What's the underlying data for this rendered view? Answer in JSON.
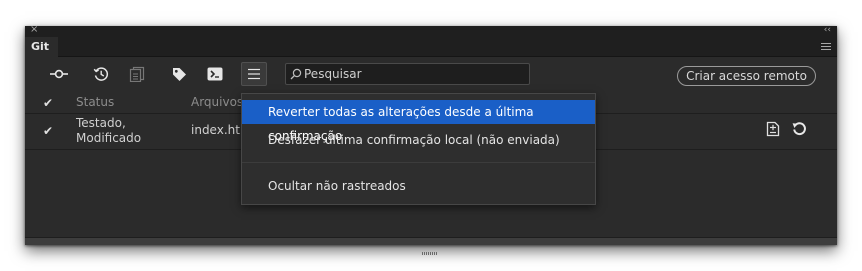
{
  "window": {
    "close_glyph": "×",
    "collapse_glyph": "‹‹"
  },
  "tab": {
    "label": "Git"
  },
  "toolbar": {
    "search_placeholder": "Pesquisar",
    "remote_button_label": "Criar acesso remoto",
    "icons": [
      "commit-icon",
      "history-icon",
      "stash-icon",
      "tag-icon",
      "terminal-icon",
      "menu-icon"
    ]
  },
  "table": {
    "columns": {
      "status": "Status",
      "files": "Arquivos"
    },
    "rows": [
      {
        "checked": true,
        "status_line1": "Testado,",
        "status_line2": "Modificado",
        "file": "index.htm"
      }
    ]
  },
  "dropdown": {
    "items": [
      {
        "label": "Reverter todas as alterações desde a última confirmação",
        "highlighted": true
      },
      {
        "label": "Desfazer última confirmação local (não enviada)",
        "highlighted": false
      },
      {
        "label": "Ocultar não rastreados",
        "highlighted": false
      }
    ]
  },
  "colors": {
    "panel_bg": "#2b2b2b",
    "highlight": "#1a5fc7",
    "text": "#d0d0d0"
  }
}
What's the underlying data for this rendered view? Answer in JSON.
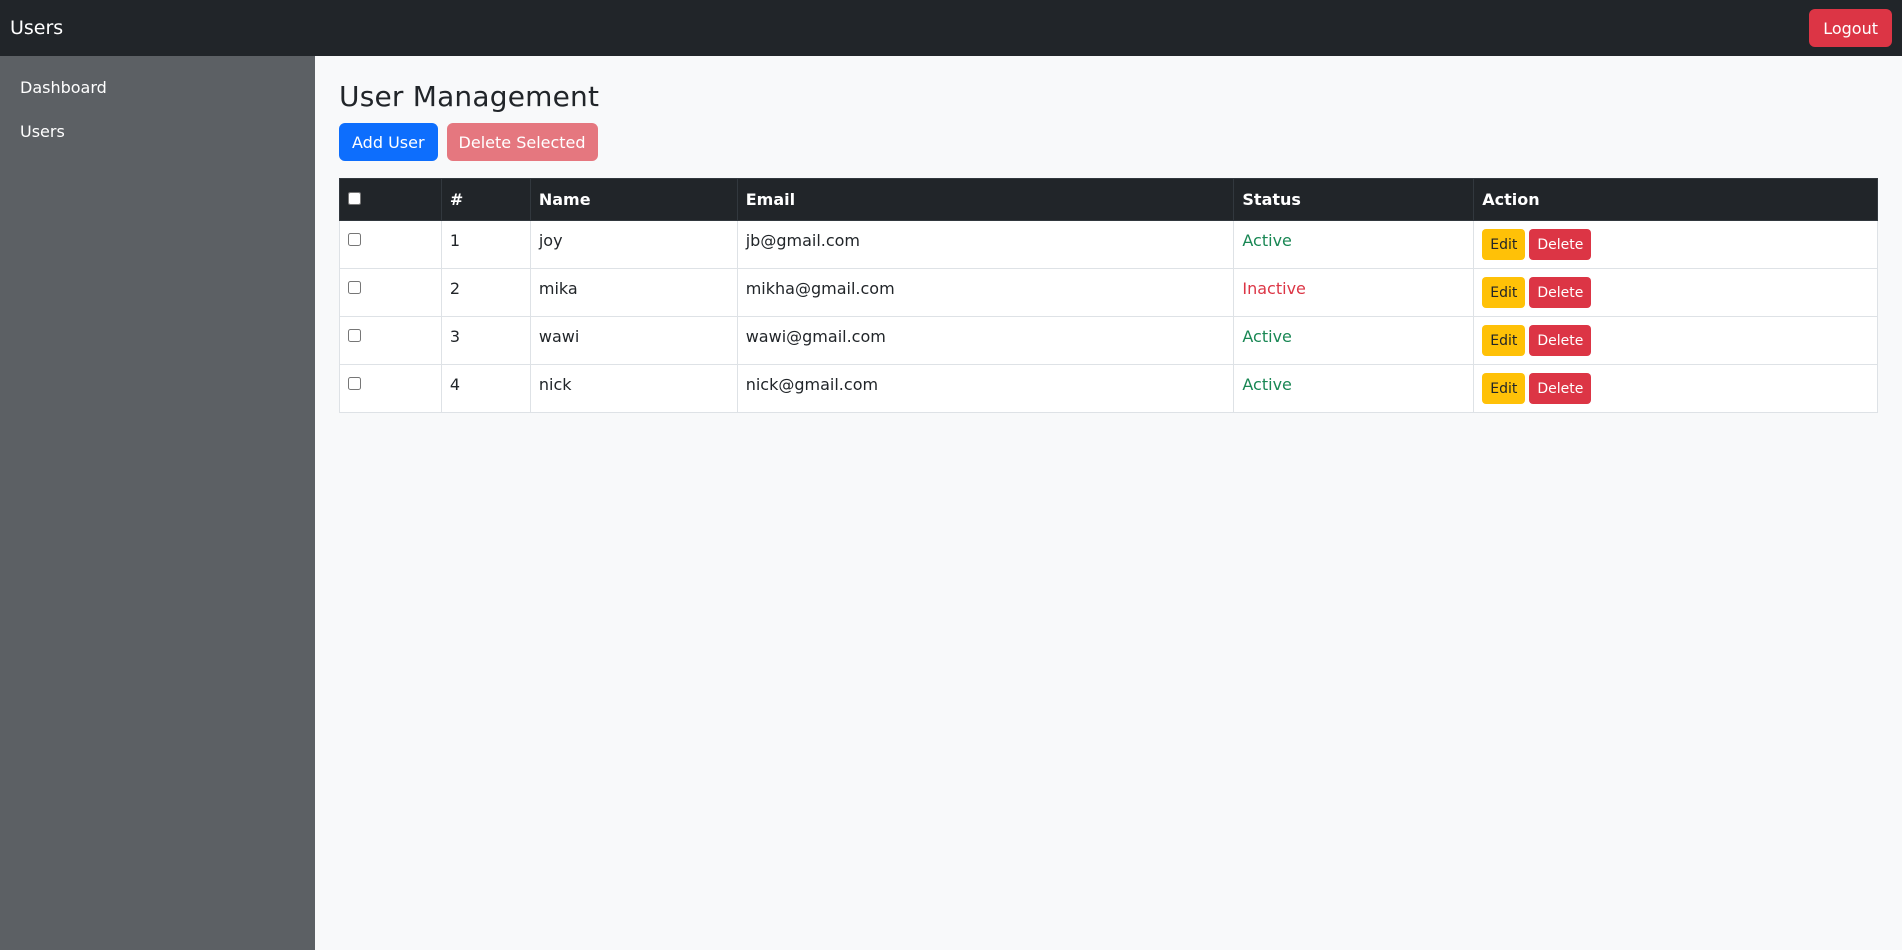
{
  "navbar": {
    "brand": "Users",
    "logout_label": "Logout"
  },
  "sidebar": {
    "items": [
      {
        "label": "Dashboard"
      },
      {
        "label": "Users"
      }
    ]
  },
  "main": {
    "title": "User Management",
    "add_label": "Add User",
    "delete_selected_label": "Delete Selected"
  },
  "table": {
    "headers": [
      "",
      "#",
      "Name",
      "Email",
      "Status",
      "Action"
    ],
    "edit_label": "Edit",
    "delete_label": "Delete",
    "rows": [
      {
        "id": "1",
        "name": "joy",
        "email": "jb@gmail.com",
        "status": "Active"
      },
      {
        "id": "2",
        "name": "mika",
        "email": "mikha@gmail.com",
        "status": "Inactive"
      },
      {
        "id": "3",
        "name": "wawi",
        "email": "wawi@gmail.com",
        "status": "Active"
      },
      {
        "id": "4",
        "name": "nick",
        "email": "nick@gmail.com",
        "status": "Active"
      }
    ]
  },
  "colors": {
    "navbar": "#212529",
    "sidebar": "#5c6064",
    "primary": "#0d6efd",
    "danger": "#dc3545",
    "warning": "#ffc107",
    "success": "#198754"
  }
}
-*-*-
Quote all of the entries word for word, omitting any pictures.

What's the underlying data for this rendered view? Answer in JSON.
{
  "window": {
    "close_glyph": "×",
    "collapse_glyph": "‹‹"
  },
  "tab": {
    "label": "Git"
  },
  "toolbar": {
    "search_placeholder": "Pesquisar",
    "remote_button_label": "Criar acesso remoto",
    "icons": [
      "commit-icon",
      "history-icon",
      "stash-icon",
      "tag-icon",
      "terminal-icon",
      "menu-icon"
    ]
  },
  "table": {
    "columns": {
      "status": "Status",
      "files": "Arquivos"
    },
    "rows": [
      {
        "checked": true,
        "status_line1": "Testado,",
        "status_line2": "Modificado",
        "file": "index.htm"
      }
    ]
  },
  "dropdown": {
    "items": [
      {
        "label": "Reverter todas as alterações desde a última confirmação",
        "highlighted": true
      },
      {
        "label": "Desfazer última confirmação local (não enviada)",
        "highlighted": false
      },
      {
        "label": "Ocultar não rastreados",
        "highlighted": false
      }
    ]
  },
  "colors": {
    "panel_bg": "#2b2b2b",
    "highlight": "#1a5fc7",
    "text": "#d0d0d0"
  }
}
What's the underlying data for this rendered view? Answer in JSON.
{
  "navbar": {
    "brand": "Users",
    "logout_label": "Logout"
  },
  "sidebar": {
    "items": [
      {
        "label": "Dashboard"
      },
      {
        "label": "Users"
      }
    ]
  },
  "main": {
    "title": "User Management",
    "add_label": "Add User",
    "delete_selected_label": "Delete Selected"
  },
  "table": {
    "headers": [
      "",
      "#",
      "Name",
      "Email",
      "Status",
      "Action"
    ],
    "edit_label": "Edit",
    "delete_label": "Delete",
    "rows": [
      {
        "id": "1",
        "name": "joy",
        "email": "jb@gmail.com",
        "status": "Active"
      },
      {
        "id": "2",
        "name": "mika",
        "email": "mikha@gmail.com",
        "status": "Inactive"
      },
      {
        "id": "3",
        "name": "wawi",
        "email": "wawi@gmail.com",
        "status": "Active"
      },
      {
        "id": "4",
        "name": "nick",
        "email": "nick@gmail.com",
        "status": "Active"
      }
    ]
  },
  "colors": {
    "navbar": "#212529",
    "sidebar": "#5c6064",
    "primary": "#0d6efd",
    "danger": "#dc3545",
    "warning": "#ffc107",
    "success": "#198754"
  }
}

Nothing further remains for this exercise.